Start of Exercise material
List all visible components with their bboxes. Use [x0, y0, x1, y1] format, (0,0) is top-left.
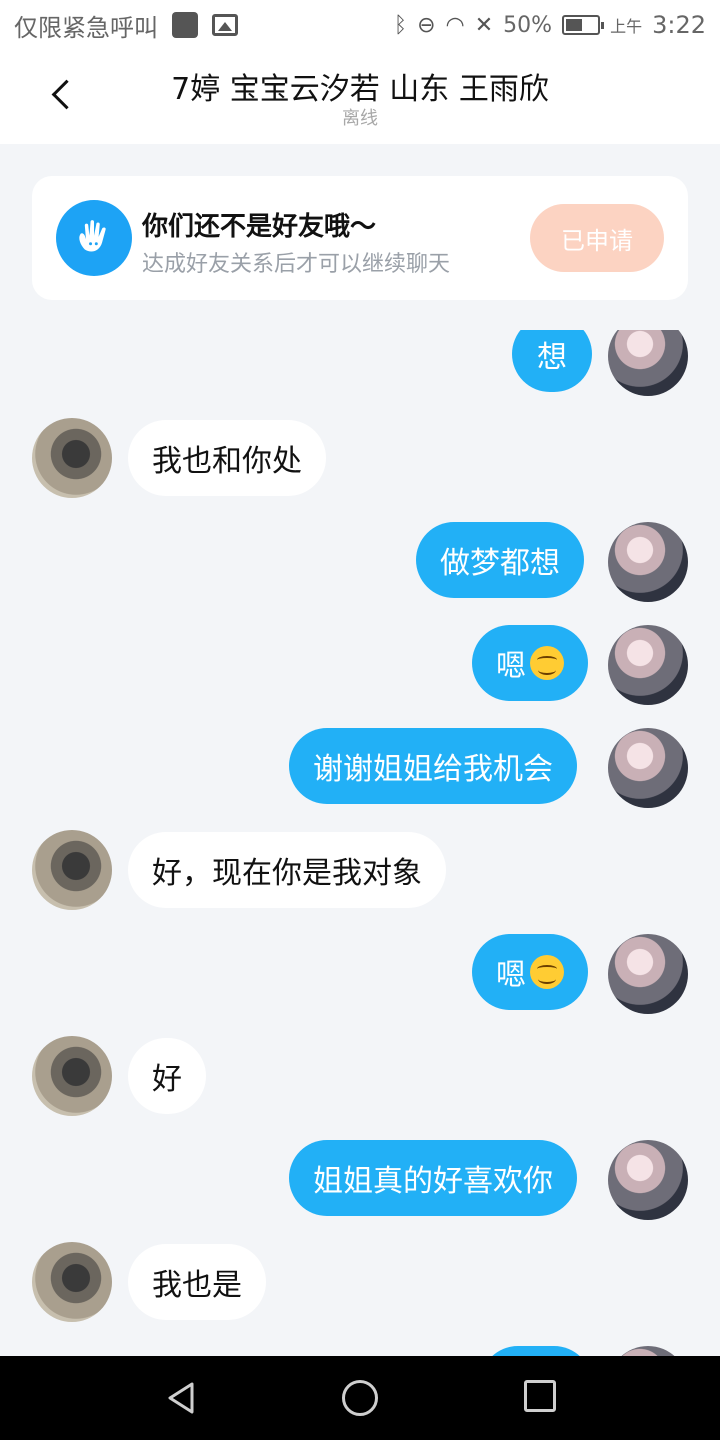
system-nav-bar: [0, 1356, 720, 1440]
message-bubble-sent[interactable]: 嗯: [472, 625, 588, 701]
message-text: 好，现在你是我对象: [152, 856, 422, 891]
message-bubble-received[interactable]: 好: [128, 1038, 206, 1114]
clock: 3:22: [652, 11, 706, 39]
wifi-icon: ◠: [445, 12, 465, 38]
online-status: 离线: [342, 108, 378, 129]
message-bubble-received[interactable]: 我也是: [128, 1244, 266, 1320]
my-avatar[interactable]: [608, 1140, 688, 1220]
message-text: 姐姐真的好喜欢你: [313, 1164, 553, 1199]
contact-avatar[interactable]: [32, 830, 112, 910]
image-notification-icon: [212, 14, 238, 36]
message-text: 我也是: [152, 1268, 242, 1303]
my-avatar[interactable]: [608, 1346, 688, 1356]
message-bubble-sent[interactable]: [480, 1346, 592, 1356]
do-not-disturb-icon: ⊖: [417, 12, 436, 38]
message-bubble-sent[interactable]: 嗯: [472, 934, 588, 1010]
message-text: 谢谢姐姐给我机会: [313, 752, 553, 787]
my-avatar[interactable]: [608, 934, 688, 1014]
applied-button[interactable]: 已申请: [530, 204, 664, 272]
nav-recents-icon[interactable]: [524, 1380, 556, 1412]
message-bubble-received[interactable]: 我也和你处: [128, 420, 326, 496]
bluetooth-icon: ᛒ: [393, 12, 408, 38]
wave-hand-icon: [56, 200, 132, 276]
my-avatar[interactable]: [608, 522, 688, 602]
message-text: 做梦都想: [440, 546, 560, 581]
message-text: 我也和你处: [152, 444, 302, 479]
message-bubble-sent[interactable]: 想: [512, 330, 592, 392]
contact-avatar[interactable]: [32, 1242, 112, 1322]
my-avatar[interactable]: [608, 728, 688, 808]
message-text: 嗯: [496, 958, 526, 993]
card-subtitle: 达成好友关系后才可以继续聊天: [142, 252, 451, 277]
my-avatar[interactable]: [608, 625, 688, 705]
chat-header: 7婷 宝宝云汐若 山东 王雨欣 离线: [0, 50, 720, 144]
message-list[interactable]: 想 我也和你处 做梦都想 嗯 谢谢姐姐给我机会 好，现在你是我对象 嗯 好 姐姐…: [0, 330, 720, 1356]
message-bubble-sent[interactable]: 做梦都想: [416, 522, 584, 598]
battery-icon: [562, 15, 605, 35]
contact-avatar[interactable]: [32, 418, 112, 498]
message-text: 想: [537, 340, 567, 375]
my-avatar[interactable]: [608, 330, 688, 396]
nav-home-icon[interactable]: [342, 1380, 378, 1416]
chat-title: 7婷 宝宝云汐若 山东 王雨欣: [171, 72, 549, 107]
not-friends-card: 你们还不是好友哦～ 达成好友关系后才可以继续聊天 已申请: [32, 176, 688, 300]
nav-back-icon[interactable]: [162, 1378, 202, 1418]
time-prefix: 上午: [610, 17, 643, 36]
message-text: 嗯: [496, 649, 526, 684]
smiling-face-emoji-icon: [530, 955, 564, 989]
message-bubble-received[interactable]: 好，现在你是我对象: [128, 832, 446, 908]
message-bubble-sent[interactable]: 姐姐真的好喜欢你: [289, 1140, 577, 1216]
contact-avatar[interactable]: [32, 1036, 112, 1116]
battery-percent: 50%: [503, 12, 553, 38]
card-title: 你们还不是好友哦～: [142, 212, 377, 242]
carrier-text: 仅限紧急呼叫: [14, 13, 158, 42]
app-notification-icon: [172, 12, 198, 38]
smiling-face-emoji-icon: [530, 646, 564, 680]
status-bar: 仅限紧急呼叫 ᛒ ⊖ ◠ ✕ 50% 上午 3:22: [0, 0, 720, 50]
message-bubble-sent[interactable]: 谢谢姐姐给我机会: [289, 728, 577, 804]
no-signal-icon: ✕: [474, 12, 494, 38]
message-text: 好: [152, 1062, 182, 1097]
End of Exercise material
### Challenge
Copy out the listing above line by line, with no changes, and leave out the picture.

### Result for this exercise
List all visible components with their bboxes. Use [x0, y0, x1, y1] format, (0,0) is top-left.
system-nav-bar: [0, 1356, 720, 1440]
message-bubble-sent[interactable]: 嗯: [472, 625, 588, 701]
message-text: 好，现在你是我对象: [152, 856, 422, 891]
message-bubble-received[interactable]: 好: [128, 1038, 206, 1114]
clock: 3:22: [652, 11, 706, 39]
wifi-icon: ◠: [445, 12, 465, 38]
online-status: 离线: [342, 108, 378, 129]
message-bubble-received[interactable]: 我也是: [128, 1244, 266, 1320]
my-avatar[interactable]: [608, 1140, 688, 1220]
message-text: 姐姐真的好喜欢你: [313, 1164, 553, 1199]
contact-avatar[interactable]: [32, 830, 112, 910]
image-notification-icon: [212, 14, 238, 36]
message-text: 我也是: [152, 1268, 242, 1303]
my-avatar[interactable]: [608, 1346, 688, 1356]
message-bubble-sent[interactable]: [480, 1346, 592, 1356]
do-not-disturb-icon: ⊖: [417, 12, 436, 38]
message-bubble-sent[interactable]: 嗯: [472, 934, 588, 1010]
message-text: 谢谢姐姐给我机会: [313, 752, 553, 787]
my-avatar[interactable]: [608, 934, 688, 1014]
applied-button[interactable]: 已申请: [530, 204, 664, 272]
nav-recents-icon[interactable]: [524, 1380, 556, 1412]
message-bubble-received[interactable]: 我也和你处: [128, 420, 326, 496]
bluetooth-icon: ᛒ: [393, 12, 408, 38]
wave-hand-icon: [56, 200, 132, 276]
my-avatar[interactable]: [608, 522, 688, 602]
message-text: 做梦都想: [440, 546, 560, 581]
message-text: 我也和你处: [152, 444, 302, 479]
message-bubble-sent[interactable]: 想: [512, 330, 592, 392]
contact-avatar[interactable]: [32, 1242, 112, 1322]
my-avatar[interactable]: [608, 728, 688, 808]
message-text: 嗯: [496, 958, 526, 993]
card-subtitle: 达成好友关系后才可以继续聊天: [142, 252, 451, 277]
my-avatar[interactable]: [608, 625, 688, 705]
chat-header: 7婷 宝宝云汐若 山东 王雨欣 离线: [0, 50, 720, 144]
message-list[interactable]: 想 我也和你处 做梦都想 嗯 谢谢姐姐给我机会 好，现在你是我对象 嗯 好 姐姐…: [0, 330, 720, 1356]
message-bubble-sent[interactable]: 做梦都想: [416, 522, 584, 598]
battery-icon: [562, 15, 605, 35]
contact-avatar[interactable]: [32, 418, 112, 498]
message-text: 想: [537, 340, 567, 375]
my-avatar[interactable]: [608, 330, 688, 396]
nav-home-icon[interactable]: [342, 1380, 378, 1416]
chat-title: 7婷 宝宝云汐若 山东 王雨欣: [171, 72, 549, 107]
not-friends-card: 你们还不是好友哦～ 达成好友关系后才可以继续聊天 已申请: [32, 176, 688, 300]
nav-back-icon[interactable]: [162, 1378, 202, 1418]
time-prefix: 上午: [610, 17, 643, 36]
message-text: 嗯: [496, 649, 526, 684]
smiling-face-emoji-icon: [530, 955, 564, 989]
message-bubble-received[interactable]: 好，现在你是我对象: [128, 832, 446, 908]
message-bubble-sent[interactable]: 姐姐真的好喜欢你: [289, 1140, 577, 1216]
contact-avatar[interactable]: [32, 1036, 112, 1116]
battery-percent: 50%: [503, 12, 553, 38]
card-title: 你们还不是好友哦～: [142, 212, 377, 242]
carrier-text: 仅限紧急呼叫: [14, 13, 158, 42]
app-notification-icon: [172, 12, 198, 38]
smiling-face-emoji-icon: [530, 646, 564, 680]
status-bar: 仅限紧急呼叫 ᛒ ⊖ ◠ ✕ 50% 上午 3:22: [0, 0, 720, 50]
message-bubble-sent[interactable]: 谢谢姐姐给我机会: [289, 728, 577, 804]
no-signal-icon: ✕: [474, 12, 494, 38]
message-text: 好: [152, 1062, 182, 1097]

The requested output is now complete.